» **PROMPT**
Can you arrange every line of the material below as a Markdown table with the columns "No." and "Entry", one row per line, numbered in order and with blank lines left out?

-- start INFORMATION PROVIDED --

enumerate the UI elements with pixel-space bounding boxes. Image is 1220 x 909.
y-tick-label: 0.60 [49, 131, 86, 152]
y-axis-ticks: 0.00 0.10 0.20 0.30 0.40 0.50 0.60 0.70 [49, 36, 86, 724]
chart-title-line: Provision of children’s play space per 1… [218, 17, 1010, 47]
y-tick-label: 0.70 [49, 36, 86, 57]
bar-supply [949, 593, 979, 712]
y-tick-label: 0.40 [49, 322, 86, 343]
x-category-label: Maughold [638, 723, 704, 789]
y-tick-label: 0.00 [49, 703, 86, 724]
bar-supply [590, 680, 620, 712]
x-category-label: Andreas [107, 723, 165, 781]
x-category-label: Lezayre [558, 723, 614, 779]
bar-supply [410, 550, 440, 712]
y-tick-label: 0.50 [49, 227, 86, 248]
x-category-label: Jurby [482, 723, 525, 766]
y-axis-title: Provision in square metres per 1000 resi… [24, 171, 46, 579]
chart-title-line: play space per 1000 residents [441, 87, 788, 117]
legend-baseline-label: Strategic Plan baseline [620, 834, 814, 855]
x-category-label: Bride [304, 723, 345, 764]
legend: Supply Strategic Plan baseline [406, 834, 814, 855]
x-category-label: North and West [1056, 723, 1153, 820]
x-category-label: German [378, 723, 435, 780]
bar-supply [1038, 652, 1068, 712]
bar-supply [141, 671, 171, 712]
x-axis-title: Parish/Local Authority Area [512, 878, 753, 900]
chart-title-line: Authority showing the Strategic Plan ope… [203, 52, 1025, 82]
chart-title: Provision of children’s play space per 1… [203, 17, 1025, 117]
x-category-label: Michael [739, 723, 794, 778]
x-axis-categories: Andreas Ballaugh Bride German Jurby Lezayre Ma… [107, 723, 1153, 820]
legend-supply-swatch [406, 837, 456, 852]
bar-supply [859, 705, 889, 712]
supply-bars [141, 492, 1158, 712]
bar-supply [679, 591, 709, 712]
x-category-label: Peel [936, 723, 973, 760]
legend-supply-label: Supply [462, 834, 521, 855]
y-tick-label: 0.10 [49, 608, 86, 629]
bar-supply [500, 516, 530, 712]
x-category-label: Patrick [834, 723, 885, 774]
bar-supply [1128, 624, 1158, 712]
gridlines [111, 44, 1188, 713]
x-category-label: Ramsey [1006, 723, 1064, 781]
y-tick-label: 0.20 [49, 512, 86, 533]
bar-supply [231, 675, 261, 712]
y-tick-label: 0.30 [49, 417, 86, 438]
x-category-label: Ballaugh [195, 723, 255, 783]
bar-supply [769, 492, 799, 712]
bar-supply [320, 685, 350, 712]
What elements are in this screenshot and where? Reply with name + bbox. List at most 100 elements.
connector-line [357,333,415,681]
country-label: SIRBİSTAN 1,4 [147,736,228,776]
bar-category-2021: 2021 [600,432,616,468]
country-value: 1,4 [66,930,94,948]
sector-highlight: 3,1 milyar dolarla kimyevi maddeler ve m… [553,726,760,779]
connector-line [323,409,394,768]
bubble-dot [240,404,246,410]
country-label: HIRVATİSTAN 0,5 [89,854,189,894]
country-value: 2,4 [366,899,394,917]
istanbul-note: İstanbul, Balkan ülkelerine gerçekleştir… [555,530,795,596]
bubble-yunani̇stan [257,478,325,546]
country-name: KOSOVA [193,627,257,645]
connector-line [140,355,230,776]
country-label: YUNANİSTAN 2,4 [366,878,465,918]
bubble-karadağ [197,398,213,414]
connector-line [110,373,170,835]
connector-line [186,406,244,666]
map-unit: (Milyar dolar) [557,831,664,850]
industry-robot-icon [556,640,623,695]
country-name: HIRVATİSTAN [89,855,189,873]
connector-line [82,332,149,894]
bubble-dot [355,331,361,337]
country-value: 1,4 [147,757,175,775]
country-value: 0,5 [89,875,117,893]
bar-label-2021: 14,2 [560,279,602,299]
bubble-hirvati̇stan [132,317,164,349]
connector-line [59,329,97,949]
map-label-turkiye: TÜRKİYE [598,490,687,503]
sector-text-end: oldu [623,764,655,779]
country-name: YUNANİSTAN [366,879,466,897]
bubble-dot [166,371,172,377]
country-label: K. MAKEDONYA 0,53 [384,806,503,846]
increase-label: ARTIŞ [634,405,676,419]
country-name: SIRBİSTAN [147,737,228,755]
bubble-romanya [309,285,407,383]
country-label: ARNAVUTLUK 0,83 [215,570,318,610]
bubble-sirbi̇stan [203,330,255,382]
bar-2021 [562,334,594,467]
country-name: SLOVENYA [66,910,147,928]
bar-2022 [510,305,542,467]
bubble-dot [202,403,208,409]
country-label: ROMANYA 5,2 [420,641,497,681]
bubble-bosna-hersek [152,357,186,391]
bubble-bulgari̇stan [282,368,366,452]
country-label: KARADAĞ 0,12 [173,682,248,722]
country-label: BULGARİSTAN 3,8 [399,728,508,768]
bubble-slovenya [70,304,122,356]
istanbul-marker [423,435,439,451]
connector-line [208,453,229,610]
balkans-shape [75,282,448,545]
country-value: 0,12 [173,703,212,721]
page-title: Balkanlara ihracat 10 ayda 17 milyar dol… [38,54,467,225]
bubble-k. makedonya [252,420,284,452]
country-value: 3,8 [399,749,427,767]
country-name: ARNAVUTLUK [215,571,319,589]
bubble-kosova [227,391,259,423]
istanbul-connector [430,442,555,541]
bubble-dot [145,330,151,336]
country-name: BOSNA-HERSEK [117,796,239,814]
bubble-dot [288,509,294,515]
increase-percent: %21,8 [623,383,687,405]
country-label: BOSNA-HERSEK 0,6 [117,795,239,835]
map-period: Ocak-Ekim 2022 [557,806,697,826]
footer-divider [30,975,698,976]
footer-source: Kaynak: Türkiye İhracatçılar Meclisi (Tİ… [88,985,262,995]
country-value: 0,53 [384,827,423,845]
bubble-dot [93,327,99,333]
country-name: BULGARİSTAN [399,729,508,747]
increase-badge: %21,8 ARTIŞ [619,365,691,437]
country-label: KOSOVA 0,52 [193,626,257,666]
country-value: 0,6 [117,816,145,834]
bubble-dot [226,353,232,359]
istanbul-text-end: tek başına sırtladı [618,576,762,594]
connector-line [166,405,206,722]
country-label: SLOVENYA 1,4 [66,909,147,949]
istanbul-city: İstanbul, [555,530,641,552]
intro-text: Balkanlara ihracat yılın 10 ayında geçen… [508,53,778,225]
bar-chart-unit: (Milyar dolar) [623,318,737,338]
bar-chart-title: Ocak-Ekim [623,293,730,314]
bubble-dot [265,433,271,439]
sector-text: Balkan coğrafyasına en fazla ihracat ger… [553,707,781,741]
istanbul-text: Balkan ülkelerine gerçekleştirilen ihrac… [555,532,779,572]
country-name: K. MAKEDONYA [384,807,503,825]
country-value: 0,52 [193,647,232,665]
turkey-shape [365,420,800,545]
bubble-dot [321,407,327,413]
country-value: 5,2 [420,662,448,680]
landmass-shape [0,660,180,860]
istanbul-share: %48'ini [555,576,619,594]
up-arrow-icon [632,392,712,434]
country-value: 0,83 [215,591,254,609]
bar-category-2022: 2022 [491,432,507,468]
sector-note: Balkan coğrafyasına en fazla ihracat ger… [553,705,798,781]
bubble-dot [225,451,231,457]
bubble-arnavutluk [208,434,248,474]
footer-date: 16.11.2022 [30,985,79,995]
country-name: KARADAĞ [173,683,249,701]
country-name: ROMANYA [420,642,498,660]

-- end INFORMATION PROVIDED --

» **REPLY**
| No. | Entry |
|---|---|
| 1 | enumerate the UI elements with pixel-space bounding boxes. Image is 1220 x 909. |
| 2 | y-tick-label: 0.60 [49, 131, 86, 152] |
| 3 | y-axis-ticks: 0.00 0.10 0.20 0.30 0.40 0.50 0.60 0.70 [49, 36, 86, 724] |
| 4 | chart-title-line: Provision of children’s play space per 1… [218, 17, 1010, 47] |
| 5 | y-tick-label: 0.70 [49, 36, 86, 57] |
| 6 | bar-supply [949, 593, 979, 712] |
| 7 | y-tick-label: 0.40 [49, 322, 86, 343] |
| 8 | x-category-label: Maughold [638, 723, 704, 789] |
| 9 | y-tick-label: 0.00 [49, 703, 86, 724] |
| 10 | bar-supply [590, 680, 620, 712] |
| 11 | x-category-label: Andreas [107, 723, 165, 781] |
| 12 | x-category-label: Lezayre [558, 723, 614, 779] |
| 13 | bar-supply [410, 550, 440, 712] |
| 14 | y-tick-label: 0.50 [49, 227, 86, 248] |
| 15 | x-category-label: Jurby [482, 723, 525, 766] |
| 16 | y-axis-title: Provision in square metres per 1000 resi… [24, 171, 46, 579] |
| 17 | chart-title-line: play space per 1000 residents [441, 87, 788, 117] |
| 18 | legend-baseline-label: Strategic Plan baseline [620, 834, 814, 855] |
| 19 | x-category-label: Bride [304, 723, 345, 764] |
| 20 | legend: Supply Strategic Plan baseline [406, 834, 814, 855] |
| 21 | x-category-label: North and West [1056, 723, 1153, 820] |
| 22 | x-category-label: German [378, 723, 435, 780] |
| 23 | bar-supply [1038, 652, 1068, 712] |
| 24 | bar-supply [141, 671, 171, 712] |
| 25 | x-axis-title: Parish/Local Authority Area [512, 878, 753, 900] |
| 26 | chart-title-line: Authority showing the Strategic Plan ope… [203, 52, 1025, 82] |
| 27 | chart-title: Provision of children’s play space per 1… [203, 17, 1025, 117] |
| 28 | x-category-label: Michael [739, 723, 794, 778] |
| 29 | x-axis-categories: Andreas Ballaugh Bride German Jurby Lezayre Ma… [107, 723, 1153, 820] |
| 30 | legend-supply-swatch [406, 837, 456, 852] |
| 31 | bar-supply [859, 705, 889, 712] |
| 32 | supply-bars [141, 492, 1158, 712] |
| 33 | bar-supply [679, 591, 709, 712] |
| 34 | x-category-label: Peel [936, 723, 973, 760] |
| 35 | legend-supply-label: Supply [462, 834, 521, 855] |
| 36 | y-tick-label: 0.10 [49, 608, 86, 629] |
| 37 | bar-supply [500, 516, 530, 712] |
| 38 | x-category-label: Patrick [834, 723, 885, 774] |
| 39 | bar-supply [1128, 624, 1158, 712] |
| 40 | gridlines [111, 44, 1188, 713] |
| 41 | x-category-label: Ramsey [1006, 723, 1064, 781] |
| 42 | y-tick-label: 0.20 [49, 512, 86, 533] |
| 43 | bar-supply [231, 675, 261, 712] |
| 44 | y-tick-label: 0.30 [49, 417, 86, 438] |
| 45 | x-category-label: Ballaugh [195, 723, 255, 783] |
| 46 | bar-supply [769, 492, 799, 712] |
| 47 | bar-supply [320, 685, 350, 712] |
| 48 | What elements are in this screenshot and where? Reply with name + bbox. List at most 100 elements. |
| 49 | connector-line [357,333,415,681] |
| 50 | country-label: SIRBİSTAN 1,4 [147,736,228,776] |
| 51 | bar-category-2021: 2021 [600,432,616,468] |
| 52 | country-value: 1,4 [66,930,94,948] |
| 53 | sector-highlight: 3,1 milyar dolarla kimyevi maddeler ve m… [553,726,760,779] |
| 54 | connector-line [323,409,394,768] |
| 55 | bubble-dot [240,404,246,410] |
| 56 | country-label: HIRVATİSTAN 0,5 [89,854,189,894] |
| 57 | country-value: 2,4 [366,899,394,917] |
| 58 | istanbul-note: İstanbul, Balkan ülkelerine gerçekleştir… [555,530,795,596] |
| 59 | bubble-yunani̇stan [257,478,325,546] |
| 60 | country-name: KOSOVA [193,627,257,645] |
| 61 | connector-line [140,355,230,776] |
| 62 | country-label: YUNANİSTAN 2,4 [366,878,465,918] |
| 63 | bubble-karadağ [197,398,213,414] |
| 64 | connector-line [110,373,170,835] |
| 65 | connector-line [186,406,244,666] |
| 66 | map-unit: (Milyar dolar) [557,831,664,850] |
| 67 | industry-robot-icon [556,640,623,695] |
| 68 | country-name: HIRVATİSTAN [89,855,189,873] |
| 69 | connector-line [82,332,149,894] |
| 70 | bubble-dot [355,331,361,337] |
| 71 | country-value: 1,4 [147,757,175,775] |
| 72 | country-value: 0,5 [89,875,117,893] |
| 73 | bar-label-2021: 14,2 [560,279,602,299] |
| 74 | bubble-hirvati̇stan [132,317,164,349] |
| 75 | connector-line [59,329,97,949] |
| 76 | map-label-turkiye: TÜRKİYE [598,490,687,503] |
| 77 | sector-text-end: oldu [623,764,655,779] |
| 78 | country-name: YUNANİSTAN [366,879,466,897] |
| 79 | bubble-dot [166,371,172,377] |
| 80 | country-label: K. MAKEDONYA 0,53 [384,806,503,846] |
| 81 | increase-label: ARTIŞ [634,405,676,419] |
| 82 | country-name: SIRBİSTAN [147,737,228,755] |
| 83 | bubble-romanya [309,285,407,383] |
| 84 | country-label: ARNAVUTLUK 0,83 [215,570,318,610] |
| 85 | bubble-sirbi̇stan [203,330,255,382] |
| 86 | bar-2021 [562,334,594,467] |
| 87 | country-name: SLOVENYA [66,910,147,928] |
| 88 | bar-2022 [510,305,542,467] |
| 89 | bubble-dot [202,403,208,409] |
| 90 | country-label: ROMANYA 5,2 [420,641,497,681] |
| 91 | bubble-bosna-hersek [152,357,186,391] |
| 92 | bubble-bulgari̇stan [282,368,366,452] |
| 93 | country-label: KARADAĞ 0,12 [173,682,248,722] |
| 94 | country-label: BULGARİSTAN 3,8 [399,728,508,768] |
| 95 | bubble-slovenya [70,304,122,356] |
| 96 | istanbul-marker [423,435,439,451] |
| 97 | connector-line [208,453,229,610] |
| 98 | balkans-shape [75,282,448,545] |
| 99 | country-value: 0,12 [173,703,212,721] |
| 100 | page-title: Balkanlara ihracat 10 ayda 17 milyar dol… [38,54,467,225] |
| 101 | bubble-k. makedonya [252,420,284,452] |
| 102 | country-value: 3,8 [399,749,427,767] |
| 103 | country-name: ARNAVUTLUK [215,571,319,589] |
| 104 | bubble-kosova [227,391,259,423] |
| 105 | istanbul-connector [430,442,555,541] |
| 106 | bubble-dot [145,330,151,336] |
| 107 | country-name: BOSNA-HERSEK [117,796,239,814] |
| 108 | bubble-dot [288,509,294,515] |
| 109 | increase-percent: %21,8 [623,383,687,405] |
| 110 | country-label: BOSNA-HERSEK 0,6 [117,795,239,835] |
| 111 | map-period: Ocak-Ekim 2022 [557,806,697,826] |
| 112 | footer-divider [30,975,698,976] |
| 113 | footer-source: Kaynak: Türkiye İhracatçılar Meclisi (Tİ… [88,985,262,995] |
| 114 | country-value: 0,53 [384,827,423,845] |
| 115 | bubble-dot [93,327,99,333] |
| 116 | country-name: BULGARİSTAN [399,729,508,747] |
| 117 | increase-badge: %21,8 ARTIŞ [619,365,691,437] |
| 118 | country-label: KOSOVA 0,52 [193,626,257,666] |
| 119 | country-value: 0,6 [117,816,145,834] |
| 120 | bubble-dot [226,353,232,359] |
| 121 | istanbul-text-end: tek başına sırtladı [618,576,762,594] |
| 122 | connector-line [166,405,206,722] |
| 123 | country-label: SLOVENYA 1,4 [66,909,147,949] |
| 124 | istanbul-city: İstanbul, [555,530,641,552] |
| 125 | intro-text: Balkanlara ihracat yılın 10 ayında geçen… [508,53,778,225] |
| 126 | bar-chart-unit: (Milyar dolar) [623,318,737,338] |
| 127 | bar-chart-title: Ocak-Ekim [623,293,730,314] |
| 128 | bubble-dot [265,433,271,439] |
| 129 | sector-text: Balkan coğrafyasına en fazla ihracat ger… [553,707,781,741] |
| 130 | istanbul-text: Balkan ülkelerine gerçekleştirilen ihrac… [555,532,779,572] |
| 131 | country-name: K. MAKEDONYA [384,807,503,825] |
| 132 | country-value: 0,52 [193,647,232,665] |
| 133 | turkey-shape [365,420,800,545] |
| 134 | bubble-dot [321,407,327,413] |
| 135 | country-value: 5,2 [420,662,448,680] |
| 136 | landmass-shape [0,660,180,860] |
| 137 | istanbul-share: %48'ini [555,576,619,594] |
| 138 | up-arrow-icon [632,392,712,434] |
| 139 | country-value: 0,83 [215,591,254,609] |
| 140 | bar-category-2022: 2022 [491,432,507,468] |
| 141 | sector-note: Balkan coğrafyasına en fazla ihracat ger… [553,705,798,781] |
| 142 | bubble-dot [225,451,231,457] |
| 143 | bubble-arnavutluk [208,434,248,474] |
| 144 | footer-date: 16.11.2022 [30,985,79,995] |
| 145 | country-name: KARADAĞ [173,683,249,701] |
| 146 | country-name: ROMANYA [420,642,498,660] |